Task to carry out: Extract every entry word for word.

Recorded data:

---------------

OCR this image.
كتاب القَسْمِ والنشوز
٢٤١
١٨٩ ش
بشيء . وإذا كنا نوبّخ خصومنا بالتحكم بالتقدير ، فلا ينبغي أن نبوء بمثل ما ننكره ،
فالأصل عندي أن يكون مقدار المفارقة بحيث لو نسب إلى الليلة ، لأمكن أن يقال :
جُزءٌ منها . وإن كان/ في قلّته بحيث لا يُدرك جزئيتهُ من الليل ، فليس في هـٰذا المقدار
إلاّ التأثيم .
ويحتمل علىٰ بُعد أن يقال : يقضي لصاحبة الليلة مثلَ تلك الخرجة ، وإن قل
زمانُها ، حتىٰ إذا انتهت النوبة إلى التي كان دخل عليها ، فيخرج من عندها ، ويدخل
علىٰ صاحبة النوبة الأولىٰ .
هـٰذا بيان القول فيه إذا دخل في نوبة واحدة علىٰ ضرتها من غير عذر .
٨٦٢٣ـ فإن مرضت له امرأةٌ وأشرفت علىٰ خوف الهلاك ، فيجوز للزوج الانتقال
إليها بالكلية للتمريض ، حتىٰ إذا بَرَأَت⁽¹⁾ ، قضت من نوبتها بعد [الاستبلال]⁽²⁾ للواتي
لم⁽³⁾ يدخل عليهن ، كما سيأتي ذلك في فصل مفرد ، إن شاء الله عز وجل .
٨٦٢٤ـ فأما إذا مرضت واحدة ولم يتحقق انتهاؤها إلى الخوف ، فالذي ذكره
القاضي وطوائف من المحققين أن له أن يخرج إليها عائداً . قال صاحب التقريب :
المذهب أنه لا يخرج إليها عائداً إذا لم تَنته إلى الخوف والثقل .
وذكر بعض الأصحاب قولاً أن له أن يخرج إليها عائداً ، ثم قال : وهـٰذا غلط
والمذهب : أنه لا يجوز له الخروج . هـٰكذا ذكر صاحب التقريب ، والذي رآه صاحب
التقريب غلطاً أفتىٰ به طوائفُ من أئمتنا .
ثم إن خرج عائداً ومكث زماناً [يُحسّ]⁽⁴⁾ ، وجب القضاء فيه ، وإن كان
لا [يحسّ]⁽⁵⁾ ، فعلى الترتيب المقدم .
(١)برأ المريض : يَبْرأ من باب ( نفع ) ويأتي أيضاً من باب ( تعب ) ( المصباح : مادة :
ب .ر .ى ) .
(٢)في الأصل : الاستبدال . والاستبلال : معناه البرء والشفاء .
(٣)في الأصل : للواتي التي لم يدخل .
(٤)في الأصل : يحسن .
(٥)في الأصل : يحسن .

---------------

Task output:
OCR this image.
كتاب القَسْمِ والنشوز
٢٤١
١٨٩ ش
بشيء . وإذا كنا نوبّخ خصومنا بالتحكم بالتقدير ، فلا ينبغي أن نبوء بمثل ما ننكره ،
فالأصل عندي أن يكون مقدار المفارقة بحيث لو نسب إلى الليلة ، لأمكن أن يقال :
جُزءٌ منها . وإن كان/ في قلّته بحيث لا يُدرك جزئيتهُ من الليل ، فليس في هـٰذا المقدار
إلاّ التأثيم .
ويحتمل علىٰ بُعد أن يقال : يقضي لصاحبة الليلة مثلَ تلك الخرجة ، وإن قل
زمانُها ، حتىٰ إذا انتهت النوبة إلى التي كان دخل عليها ، فيخرج من عندها ، ويدخل
علىٰ صاحبة النوبة الأولىٰ .
هـٰذا بيان القول فيه إذا دخل في نوبة واحدة علىٰ ضرتها من غير عذر .
٨٦٢٣ـ فإن مرضت له امرأةٌ وأشرفت علىٰ خوف الهلاك ، فيجوز للزوج الانتقال
إليها بالكلية للتمريض ، حتىٰ إذا بَرَأَت⁽¹⁾ ، قضت من نوبتها بعد [الاستبلال]⁽²⁾ للواتي
لم⁽³⁾ يدخل عليهن ، كما سيأتي ذلك في فصل مفرد ، إن شاء الله عز وجل .
٨٦٢٤ـ فأما إذا مرضت واحدة ولم يتحقق انتهاؤها إلى الخوف ، فالذي ذكره
القاضي وطوائف من المحققين أن له أن يخرج إليها عائداً . قال صاحب التقريب :
المذهب أنه لا يخرج إليها عائداً إذا لم تَنته إلى الخوف والثقل .
وذكر بعض الأصحاب قولاً أن له أن يخرج إليها عائداً ، ثم قال : وهـٰذا غلط
والمذهب : أنه لا يجوز له الخروج . هـٰكذا ذكر صاحب التقريب ، والذي رآه صاحب
التقريب غلطاً أفتىٰ به طوائفُ من أئمتنا .
ثم إن خرج عائداً ومكث زماناً [يُحسّ]⁽⁴⁾ ، وجب القضاء فيه ، وإن كان
لا [يحسّ]⁽⁵⁾ ، فعلى الترتيب المقدم .
(١)برأ المريض : يَبْرأ من باب ( نفع ) ويأتي أيضاً من باب ( تعب ) ( المصباح : مادة :
ب .ر .ى ) .
(٢)في الأصل : الاستبدال . والاستبلال : معناه البرء والشفاء .
(٣)في الأصل : للواتي التي لم يدخل .
(٤)في الأصل : يحسن .
(٥)في الأصل : يحسن .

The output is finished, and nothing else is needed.